##### THE RECORDS
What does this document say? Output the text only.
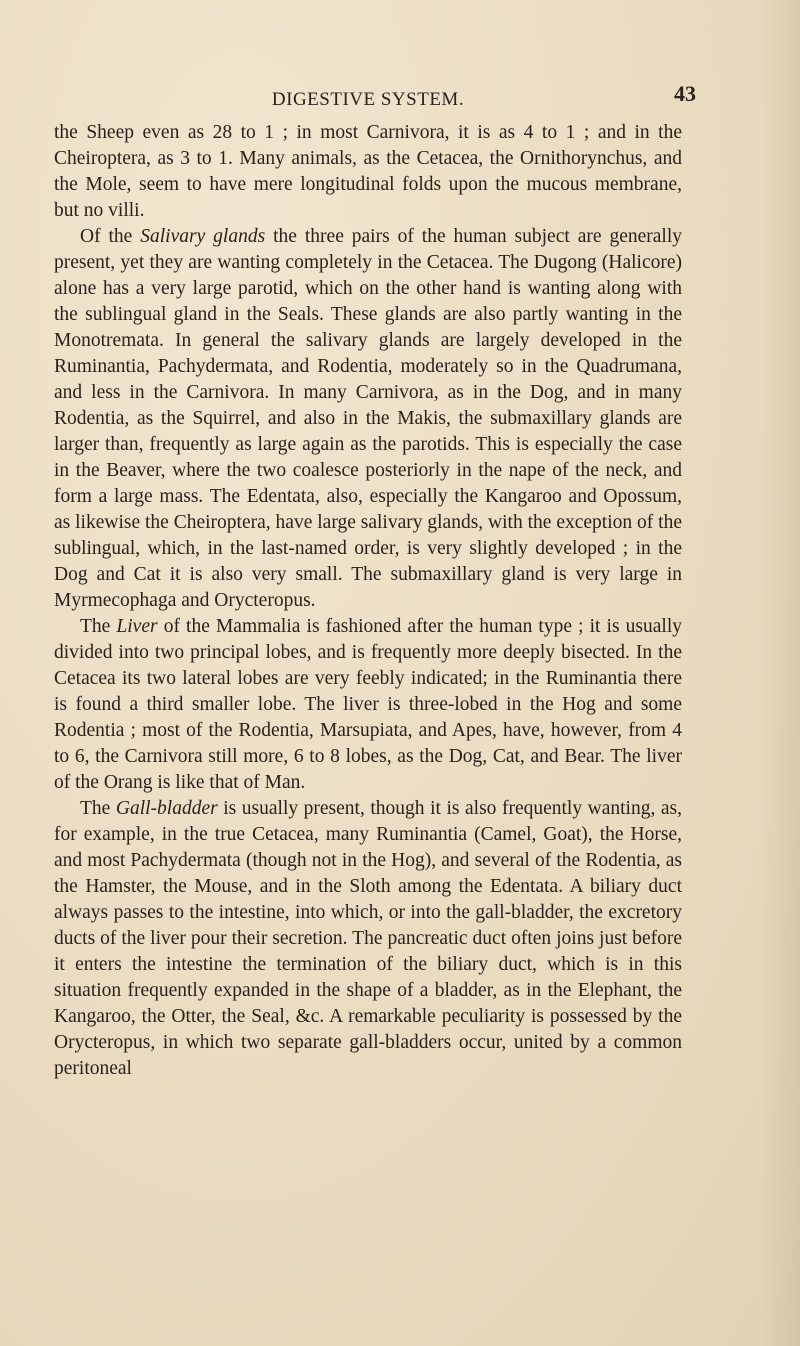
DIGESTIVE SYSTEM.	43

the Sheep even as 28 to 1 ; in most Carnivora, it is as 4 to 1 ; and in the Cheiroptera, as 3 to 1. Many animals, as the Cetacea, the Ornithorynchus, and the Mole, seem to have mere longitudinal folds upon the mucous membrane, but no villi.

Of the Salivary glands the three pairs of the human subject are generally present, yet they are wanting completely in the Cetacea. The Dugong (Halicore) alone has a very large parotid, which on the other hand is wanting along with the sublingual gland in the Seals. These glands are also partly wanting in the Monotremata. In general the salivary glands are largely developed in the Ruminantia, Pachydermata, and Rodentia, moderately so in the Quadrumana, and less in the Carnivora. In many Carnivora, as in the Dog, and in many Rodentia, as the Squirrel, and also in the Makis, the submaxillary glands are larger than, frequently as large again as the parotids. This is especially the case in the Beaver, where the two coalesce posteriorly in the nape of the neck, and form a large mass. The Edentata, also, especially the Kangaroo and Opossum, as likewise the Cheiroptera, have large salivary glands, with the exception of the sublingual, which, in the last-named order, is very slightly developed ; in the Dog and Cat it is also very small. The submaxillary gland is very large in Myrmecophaga and Orycteropus.

The Liver of the Mammalia is fashioned after the human type ; it is usually divided into two principal lobes, and is frequently more deeply bisected. In the Cetacea its two lateral lobes are very feebly indicated; in the Ruminantia there is found a third smaller lobe. The liver is three-lobed in the Hog and some Rodentia ; most of the Rodentia, Marsupiata, and Apes, have, however, from 4 to 6, the Carnivora still more, 6 to 8 lobes, as the Dog, Cat, and Bear. The liver of the Orang is like that of Man.

The Gall-bladder is usually present, though it is also frequently wanting, as, for example, in the true Cetacea, many Ruminantia (Camel, Goat), the Horse, and most Pachydermata (though not in the Hog), and several of the Rodentia, as the Hamster, the Mouse, and in the Sloth among the Edentata. A biliary duct always passes to the intestine, into which, or into the gall-bladder, the excretory ducts of the liver pour their secretion. The pancreatic duct often joins just before it enters the intestine the termination of the biliary duct, which is in this situation frequently expanded in the shape of a bladder, as in the Elephant, the Kangaroo, the Otter, the Seal, &c. A remarkable peculiarity is possessed by the Orycteropus, in which two separate gall-bladders occur, united by a common peritoneal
##########
**INSTRUCTIONS FOR THE TASK**
Reproduce each entry verbatim, excluding any embedded images.

**FULL SOLUTION**
What does this document say? Output the text only.
DIGESTIVE SYSTEM.	43

the Sheep even as 28 to 1 ; in most Carnivora, it is as 4 to 1 ; and in the Cheiroptera, as 3 to 1. Many animals, as the Cetacea, the Ornithorynchus, and the Mole, seem to have mere longitudinal folds upon the mucous membrane, but no villi.

Of the Salivary glands the three pairs of the human subject are generally present, yet they are wanting completely in the Cetacea. The Dugong (Halicore) alone has a very large parotid, which on the other hand is wanting along with the sublingual gland in the Seals. These glands are also partly wanting in the Monotremata. In general the salivary glands are largely developed in the Ruminantia, Pachydermata, and Rodentia, moderately so in the Quadrumana, and less in the Carnivora. In many Carnivora, as in the Dog, and in many Rodentia, as the Squirrel, and also in the Makis, the submaxillary glands are larger than, frequently as large again as the parotids. This is especially the case in the Beaver, where the two coalesce posteriorly in the nape of the neck, and form a large mass. The Edentata, also, especially the Kangaroo and Opossum, as likewise the Cheiroptera, have large salivary glands, with the exception of the sublingual, which, in the last-named order, is very slightly developed ; in the Dog and Cat it is also very small. The submaxillary gland is very large in Myrmecophaga and Orycteropus.

The Liver of the Mammalia is fashioned after the human type ; it is usually divided into two principal lobes, and is frequently more deeply bisected. In the Cetacea its two lateral lobes are very feebly indicated; in the Ruminantia there is found a third smaller lobe. The liver is three-lobed in the Hog and some Rodentia ; most of the Rodentia, Marsupiata, and Apes, have, however, from 4 to 6, the Carnivora still more, 6 to 8 lobes, as the Dog, Cat, and Bear. The liver of the Orang is like that of Man.

The Gall-bladder is usually present, though it is also frequently wanting, as, for example, in the true Cetacea, many Ruminantia (Camel, Goat), the Horse, and most Pachydermata (though not in the Hog), and several of the Rodentia, as the Hamster, the Mouse, and in the Sloth among the Edentata. A biliary duct always passes to the intestine, into which, or into the gall-bladder, the excretory ducts of the liver pour their secretion. The pancreatic duct often joins just before it enters the intestine the termination of the biliary duct, which is in this situation frequently expanded in the shape of a bladder, as in the Elephant, the Kangaroo, the Otter, the Seal, &c. A remarkable peculiarity is possessed by the Orycteropus, in which two separate gall-bladders occur, united by a common peritoneal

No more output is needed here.